## Exercise objective
Copy the data below exactly.

## Available records
** BEGIN **

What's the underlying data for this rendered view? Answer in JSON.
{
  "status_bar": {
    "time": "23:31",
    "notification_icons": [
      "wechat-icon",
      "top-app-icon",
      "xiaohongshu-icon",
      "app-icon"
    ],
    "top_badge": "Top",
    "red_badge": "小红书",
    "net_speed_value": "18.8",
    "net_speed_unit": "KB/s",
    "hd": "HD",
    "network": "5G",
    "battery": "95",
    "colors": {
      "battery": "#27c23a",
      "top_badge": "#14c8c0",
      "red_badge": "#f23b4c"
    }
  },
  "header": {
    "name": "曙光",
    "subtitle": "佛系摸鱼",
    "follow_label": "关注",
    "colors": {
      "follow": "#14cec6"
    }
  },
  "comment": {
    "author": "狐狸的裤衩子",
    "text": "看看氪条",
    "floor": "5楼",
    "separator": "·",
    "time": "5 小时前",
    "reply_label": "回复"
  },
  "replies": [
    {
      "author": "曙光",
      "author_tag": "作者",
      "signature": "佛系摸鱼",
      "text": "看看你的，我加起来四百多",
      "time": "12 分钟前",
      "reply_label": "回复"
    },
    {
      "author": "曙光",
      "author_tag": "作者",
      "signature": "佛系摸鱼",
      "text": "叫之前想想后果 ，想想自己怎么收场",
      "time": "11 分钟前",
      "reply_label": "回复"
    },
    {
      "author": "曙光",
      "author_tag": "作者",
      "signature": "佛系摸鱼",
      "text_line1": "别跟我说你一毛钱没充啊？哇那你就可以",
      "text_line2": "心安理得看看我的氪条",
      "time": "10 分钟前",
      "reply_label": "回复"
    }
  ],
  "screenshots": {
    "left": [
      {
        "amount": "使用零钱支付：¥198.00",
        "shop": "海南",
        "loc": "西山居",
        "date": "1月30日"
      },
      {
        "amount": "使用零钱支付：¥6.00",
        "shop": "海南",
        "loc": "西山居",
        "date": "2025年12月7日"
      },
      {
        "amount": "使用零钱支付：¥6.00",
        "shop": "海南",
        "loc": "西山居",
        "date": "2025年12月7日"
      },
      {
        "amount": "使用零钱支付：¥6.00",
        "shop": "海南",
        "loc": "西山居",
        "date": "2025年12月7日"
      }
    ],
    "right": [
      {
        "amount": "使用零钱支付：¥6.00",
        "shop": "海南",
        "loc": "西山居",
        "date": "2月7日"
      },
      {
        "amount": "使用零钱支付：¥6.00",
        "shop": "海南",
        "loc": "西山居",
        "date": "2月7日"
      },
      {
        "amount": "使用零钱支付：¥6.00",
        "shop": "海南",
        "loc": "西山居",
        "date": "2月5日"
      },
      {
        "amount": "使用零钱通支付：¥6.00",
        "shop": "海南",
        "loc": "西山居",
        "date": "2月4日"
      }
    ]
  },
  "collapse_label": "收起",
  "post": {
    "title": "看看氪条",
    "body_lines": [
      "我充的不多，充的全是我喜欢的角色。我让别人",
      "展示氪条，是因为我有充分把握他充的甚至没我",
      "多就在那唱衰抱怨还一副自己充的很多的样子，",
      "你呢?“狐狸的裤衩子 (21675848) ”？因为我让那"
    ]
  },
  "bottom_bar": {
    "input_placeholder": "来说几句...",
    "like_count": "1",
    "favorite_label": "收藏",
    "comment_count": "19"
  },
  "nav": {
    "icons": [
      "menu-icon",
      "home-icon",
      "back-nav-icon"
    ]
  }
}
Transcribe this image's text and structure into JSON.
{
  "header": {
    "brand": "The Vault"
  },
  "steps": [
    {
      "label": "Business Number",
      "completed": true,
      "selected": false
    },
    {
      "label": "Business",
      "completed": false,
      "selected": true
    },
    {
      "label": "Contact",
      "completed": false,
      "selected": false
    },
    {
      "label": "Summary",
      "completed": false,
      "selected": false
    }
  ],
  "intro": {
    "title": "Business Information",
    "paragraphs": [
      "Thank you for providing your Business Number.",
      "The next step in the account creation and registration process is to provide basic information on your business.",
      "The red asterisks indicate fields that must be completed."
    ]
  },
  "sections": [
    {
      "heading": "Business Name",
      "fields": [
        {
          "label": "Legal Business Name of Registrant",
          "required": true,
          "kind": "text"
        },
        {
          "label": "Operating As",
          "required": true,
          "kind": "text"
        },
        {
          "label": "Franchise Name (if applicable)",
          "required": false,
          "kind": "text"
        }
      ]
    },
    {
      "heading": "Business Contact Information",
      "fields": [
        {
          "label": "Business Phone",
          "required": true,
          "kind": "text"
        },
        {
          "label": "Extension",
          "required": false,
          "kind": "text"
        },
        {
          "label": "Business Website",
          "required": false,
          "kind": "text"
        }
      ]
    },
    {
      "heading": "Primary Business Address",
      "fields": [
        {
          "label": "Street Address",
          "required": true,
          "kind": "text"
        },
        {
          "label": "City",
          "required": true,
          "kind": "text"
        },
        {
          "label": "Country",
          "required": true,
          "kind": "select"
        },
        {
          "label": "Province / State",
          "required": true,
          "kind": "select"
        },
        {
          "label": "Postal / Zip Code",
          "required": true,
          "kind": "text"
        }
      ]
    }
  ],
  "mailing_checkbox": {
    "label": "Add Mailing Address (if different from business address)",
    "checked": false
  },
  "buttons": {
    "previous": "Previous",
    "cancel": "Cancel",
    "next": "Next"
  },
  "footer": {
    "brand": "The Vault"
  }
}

** END **

## Reply
What's the underlying data for this rendered view? Answer in JSON.
{
  "status_bar": {
    "time": "23:31",
    "notification_icons": [
      "wechat-icon",
      "top-app-icon",
      "xiaohongshu-icon",
      "app-icon"
    ],
    "top_badge": "Top",
    "red_badge": "小红书",
    "net_speed_value": "18.8",
    "net_speed_unit": "KB/s",
    "hd": "HD",
    "network": "5G",
    "battery": "95",
    "colors": {
      "battery": "#27c23a",
      "top_badge": "#14c8c0",
      "red_badge": "#f23b4c"
    }
  },
  "header": {
    "name": "曙光",
    "subtitle": "佛系摸鱼",
    "follow_label": "关注",
    "colors": {
      "follow": "#14cec6"
    }
  },
  "comment": {
    "author": "狐狸的裤衩子",
    "text": "看看氪条",
    "floor": "5楼",
    "separator": "·",
    "time": "5 小时前",
    "reply_label": "回复"
  },
  "replies": [
    {
      "author": "曙光",
      "author_tag": "作者",
      "signature": "佛系摸鱼",
      "text": "看看你的，我加起来四百多",
      "time": "12 分钟前",
      "reply_label": "回复"
    },
    {
      "author": "曙光",
      "author_tag": "作者",
      "signature": "佛系摸鱼",
      "text": "叫之前想想后果 ，想想自己怎么收场",
      "time": "11 分钟前",
      "reply_label": "回复"
    },
    {
      "author": "曙光",
      "author_tag": "作者",
      "signature": "佛系摸鱼",
      "text_line1": "别跟我说你一毛钱没充啊？哇那你就可以",
      "text_line2": "心安理得看看我的氪条",
      "time": "10 分钟前",
      "reply_label": "回复"
    }
  ],
  "screenshots": {
    "left": [
      {
        "amount": "使用零钱支付：¥198.00",
        "shop": "海南",
        "loc": "西山居",
        "date": "1月30日"
      },
      {
        "amount": "使用零钱支付：¥6.00",
        "shop": "海南",
        "loc": "西山居",
        "date": "2025年12月7日"
      },
      {
        "amount": "使用零钱支付：¥6.00",
        "shop": "海南",
        "loc": "西山居",
        "date": "2025年12月7日"
      },
      {
        "amount": "使用零钱支付：¥6.00",
        "shop": "海南",
        "loc": "西山居",
        "date": "2025年12月7日"
      }
    ],
    "right": [
      {
        "amount": "使用零钱支付：¥6.00",
        "shop": "海南",
        "loc": "西山居",
        "date": "2月7日"
      },
      {
        "amount": "使用零钱支付：¥6.00",
        "shop": "海南",
        "loc": "西山居",
        "date": "2月7日"
      },
      {
        "amount": "使用零钱支付：¥6.00",
        "shop": "海南",
        "loc": "西山居",
        "date": "2月5日"
      },
      {
        "amount": "使用零钱通支付：¥6.00",
        "shop": "海南",
        "loc": "西山居",
        "date": "2月4日"
      }
    ]
  },
  "collapse_label": "收起",
  "post": {
    "title": "看看氪条",
    "body_lines": [
      "我充的不多，充的全是我喜欢的角色。我让别人",
      "展示氪条，是因为我有充分把握他充的甚至没我",
      "多就在那唱衰抱怨还一副自己充的很多的样子，",
      "你呢?“狐狸的裤衩子 (21675848) ”？因为我让那"
    ]
  },
  "bottom_bar": {
    "input_placeholder": "来说几句...",
    "like_count": "1",
    "favorite_label": "收藏",
    "comment_count": "19"
  },
  "nav": {
    "icons": [
      "menu-icon",
      "home-icon",
      "back-nav-icon"
    ]
  }
}
Transcribe this image's text and structure into JSON.
{
  "header": {
    "brand": "The Vault"
  },
  "steps": [
    {
      "label": "Business Number",
      "completed": true,
      "selected": false
    },
    {
      "label": "Business",
      "completed": false,
      "selected": true
    },
    {
      "label": "Contact",
      "completed": false,
      "selected": false
    },
    {
      "label": "Summary",
      "completed": false,
      "selected": false
    }
  ],
  "intro": {
    "title": "Business Information",
    "paragraphs": [
      "Thank you for providing your Business Number.",
      "The next step in the account creation and registration process is to provide basic information on your business.",
      "The red asterisks indicate fields that must be completed."
    ]
  },
  "sections": [
    {
      "heading": "Business Name",
      "fields": [
        {
          "label": "Legal Business Name of Registrant",
          "required": true,
          "kind": "text"
        },
        {
          "label": "Operating As",
          "required": true,
          "kind": "text"
        },
        {
          "label": "Franchise Name (if applicable)",
          "required": false,
          "kind": "text"
        }
      ]
    },
    {
      "heading": "Business Contact Information",
      "fields": [
        {
          "label": "Business Phone",
          "required": true,
          "kind": "text"
        },
        {
          "label": "Extension",
          "required": false,
          "kind": "text"
        },
        {
          "label": "Business Website",
          "required": false,
          "kind": "text"
        }
      ]
    },
    {
      "heading": "Primary Business Address",
      "fields": [
        {
          "label": "Street Address",
          "required": true,
          "kind": "text"
        },
        {
          "label": "City",
          "required": true,
          "kind": "text"
        },
        {
          "label": "Country",
          "required": true,
          "kind": "select"
        },
        {
          "label": "Province / State",
          "required": true,
          "kind": "select"
        },
        {
          "label": "Postal / Zip Code",
          "required": true,
          "kind": "text"
        }
      ]
    }
  ],
  "mailing_checkbox": {
    "label": "Add Mailing Address (if different from business address)",
    "checked": false
  },
  "buttons": {
    "previous": "Previous",
    "cancel": "Cancel",
    "next": "Next"
  },
  "footer": {
    "brand": "The Vault"
  }
}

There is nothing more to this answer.